__DIRECTION__. Everything in the listing should be restated word for word.

__MATERIAL__.
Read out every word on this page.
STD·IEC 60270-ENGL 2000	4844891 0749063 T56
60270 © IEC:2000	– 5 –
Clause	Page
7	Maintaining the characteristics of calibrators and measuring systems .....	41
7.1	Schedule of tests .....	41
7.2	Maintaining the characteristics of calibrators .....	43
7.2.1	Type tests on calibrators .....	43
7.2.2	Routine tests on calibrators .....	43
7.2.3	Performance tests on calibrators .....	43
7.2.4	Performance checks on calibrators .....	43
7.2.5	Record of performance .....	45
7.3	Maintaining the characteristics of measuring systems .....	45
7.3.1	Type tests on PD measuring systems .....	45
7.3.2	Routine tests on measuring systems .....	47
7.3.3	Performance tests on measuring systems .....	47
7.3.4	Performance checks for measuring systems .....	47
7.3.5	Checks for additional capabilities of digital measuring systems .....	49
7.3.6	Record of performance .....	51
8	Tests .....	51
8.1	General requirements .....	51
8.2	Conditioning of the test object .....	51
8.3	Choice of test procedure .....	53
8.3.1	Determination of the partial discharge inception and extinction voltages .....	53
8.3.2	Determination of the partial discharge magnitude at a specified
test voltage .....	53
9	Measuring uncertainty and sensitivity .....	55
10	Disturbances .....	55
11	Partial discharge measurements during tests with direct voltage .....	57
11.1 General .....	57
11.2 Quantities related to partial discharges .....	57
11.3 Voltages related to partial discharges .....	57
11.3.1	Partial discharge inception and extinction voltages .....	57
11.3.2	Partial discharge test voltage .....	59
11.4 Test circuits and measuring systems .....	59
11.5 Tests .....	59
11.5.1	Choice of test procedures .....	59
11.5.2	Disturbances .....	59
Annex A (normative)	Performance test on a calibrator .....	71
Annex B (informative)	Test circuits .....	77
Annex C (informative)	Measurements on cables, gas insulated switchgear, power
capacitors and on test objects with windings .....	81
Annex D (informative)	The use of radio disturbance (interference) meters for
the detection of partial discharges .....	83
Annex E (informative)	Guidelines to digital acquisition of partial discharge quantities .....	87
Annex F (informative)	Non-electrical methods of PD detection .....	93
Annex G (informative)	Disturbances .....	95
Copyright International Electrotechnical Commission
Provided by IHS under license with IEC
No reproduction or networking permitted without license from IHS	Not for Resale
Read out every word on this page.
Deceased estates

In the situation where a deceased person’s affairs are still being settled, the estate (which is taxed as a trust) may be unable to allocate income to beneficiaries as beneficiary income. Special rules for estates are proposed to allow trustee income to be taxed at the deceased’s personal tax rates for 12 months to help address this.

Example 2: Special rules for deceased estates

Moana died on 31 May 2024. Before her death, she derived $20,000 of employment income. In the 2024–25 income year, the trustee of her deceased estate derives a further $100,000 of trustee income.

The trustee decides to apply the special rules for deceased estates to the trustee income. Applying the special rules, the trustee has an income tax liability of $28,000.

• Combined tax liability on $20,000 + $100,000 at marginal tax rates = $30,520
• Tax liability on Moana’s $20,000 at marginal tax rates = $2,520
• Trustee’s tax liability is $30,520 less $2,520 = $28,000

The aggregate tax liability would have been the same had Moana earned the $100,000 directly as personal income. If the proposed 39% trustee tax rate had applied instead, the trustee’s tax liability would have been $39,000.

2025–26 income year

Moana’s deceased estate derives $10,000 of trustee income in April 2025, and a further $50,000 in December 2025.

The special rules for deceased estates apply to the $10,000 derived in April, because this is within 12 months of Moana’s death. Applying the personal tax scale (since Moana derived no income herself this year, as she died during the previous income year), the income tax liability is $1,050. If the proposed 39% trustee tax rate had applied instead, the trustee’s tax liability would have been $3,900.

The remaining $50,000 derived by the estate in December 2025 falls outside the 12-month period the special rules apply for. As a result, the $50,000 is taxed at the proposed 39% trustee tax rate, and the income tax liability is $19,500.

__ANSWER FOR THE TASK__.
Read out every word on this page.
STD·IEC 60270-ENGL 2000	4844891 0749063 T56
60270 © IEC:2000	– 5 –
Clause	Page
7	Maintaining the characteristics of calibrators and measuring systems .....	41
7.1	Schedule of tests .....	41
7.2	Maintaining the characteristics of calibrators .....	43
7.2.1	Type tests on calibrators .....	43
7.2.2	Routine tests on calibrators .....	43
7.2.3	Performance tests on calibrators .....	43
7.2.4	Performance checks on calibrators .....	43
7.2.5	Record of performance .....	45
7.3	Maintaining the characteristics of measuring systems .....	45
7.3.1	Type tests on PD measuring systems .....	45
7.3.2	Routine tests on measuring systems .....	47
7.3.3	Performance tests on measuring systems .....	47
7.3.4	Performance checks for measuring systems .....	47
7.3.5	Checks for additional capabilities of digital measuring systems .....	49
7.3.6	Record of performance .....	51
8	Tests .....	51
8.1	General requirements .....	51
8.2	Conditioning of the test object .....	51
8.3	Choice of test procedure .....	53
8.3.1	Determination of the partial discharge inception and extinction voltages .....	53
8.3.2	Determination of the partial discharge magnitude at a specified
test voltage .....	53
9	Measuring uncertainty and sensitivity .....	55
10	Disturbances .....	55
11	Partial discharge measurements during tests with direct voltage .....	57
11.1 General .....	57
11.2 Quantities related to partial discharges .....	57
11.3 Voltages related to partial discharges .....	57
11.3.1	Partial discharge inception and extinction voltages .....	57
11.3.2	Partial discharge test voltage .....	59
11.4 Test circuits and measuring systems .....	59
11.5 Tests .....	59
11.5.1	Choice of test procedures .....	59
11.5.2	Disturbances .....	59
Annex A (normative)	Performance test on a calibrator .....	71
Annex B (informative)	Test circuits .....	77
Annex C (informative)	Measurements on cables, gas insulated switchgear, power
capacitors and on test objects with windings .....	81
Annex D (informative)	The use of radio disturbance (interference) meters for
the detection of partial discharges .....	83
Annex E (informative)	Guidelines to digital acquisition of partial discharge quantities .....	87
Annex F (informative)	Non-electrical methods of PD detection .....	93
Annex G (informative)	Disturbances .....	95
Copyright International Electrotechnical Commission
Provided by IHS under license with IEC
No reproduction or networking permitted without license from IHS	Not for Resale
Read out every word on this page.
Deceased estates

In the situation where a deceased person’s affairs are still being settled, the estate (which is taxed as a trust) may be unable to allocate income to beneficiaries as beneficiary income. Special rules for estates are proposed to allow trustee income to be taxed at the deceased’s personal tax rates for 12 months to help address this.

Example 2: Special rules for deceased estates

Moana died on 31 May 2024. Before her death, she derived $20,000 of employment income. In the 2024–25 income year, the trustee of her deceased estate derives a further $100,000 of trustee income.

The trustee decides to apply the special rules for deceased estates to the trustee income. Applying the special rules, the trustee has an income tax liability of $28,000.

• Combined tax liability on $20,000 + $100,000 at marginal tax rates = $30,520
• Tax liability on Moana’s $20,000 at marginal tax rates = $2,520
• Trustee’s tax liability is $30,520 less $2,520 = $28,000

The aggregate tax liability would have been the same had Moana earned the $100,000 directly as personal income. If the proposed 39% trustee tax rate had applied instead, the trustee’s tax liability would have been $39,000.

2025–26 income year

Moana’s deceased estate derives $10,000 of trustee income in April 2025, and a further $50,000 in December 2025.

The special rules for deceased estates apply to the $10,000 derived in April, because this is within 12 months of Moana’s death. Applying the personal tax scale (since Moana derived no income herself this year, as she died during the previous income year), the income tax liability is $1,050. If the proposed 39% trustee tax rate had applied instead, the trustee’s tax liability would have been $3,900.

The remaining $50,000 derived by the estate in December 2025 falls outside the 12-month period the special rules apply for. As a result, the $50,000 is taxed at the proposed 39% trustee tax rate, and the income tax liability is $19,500.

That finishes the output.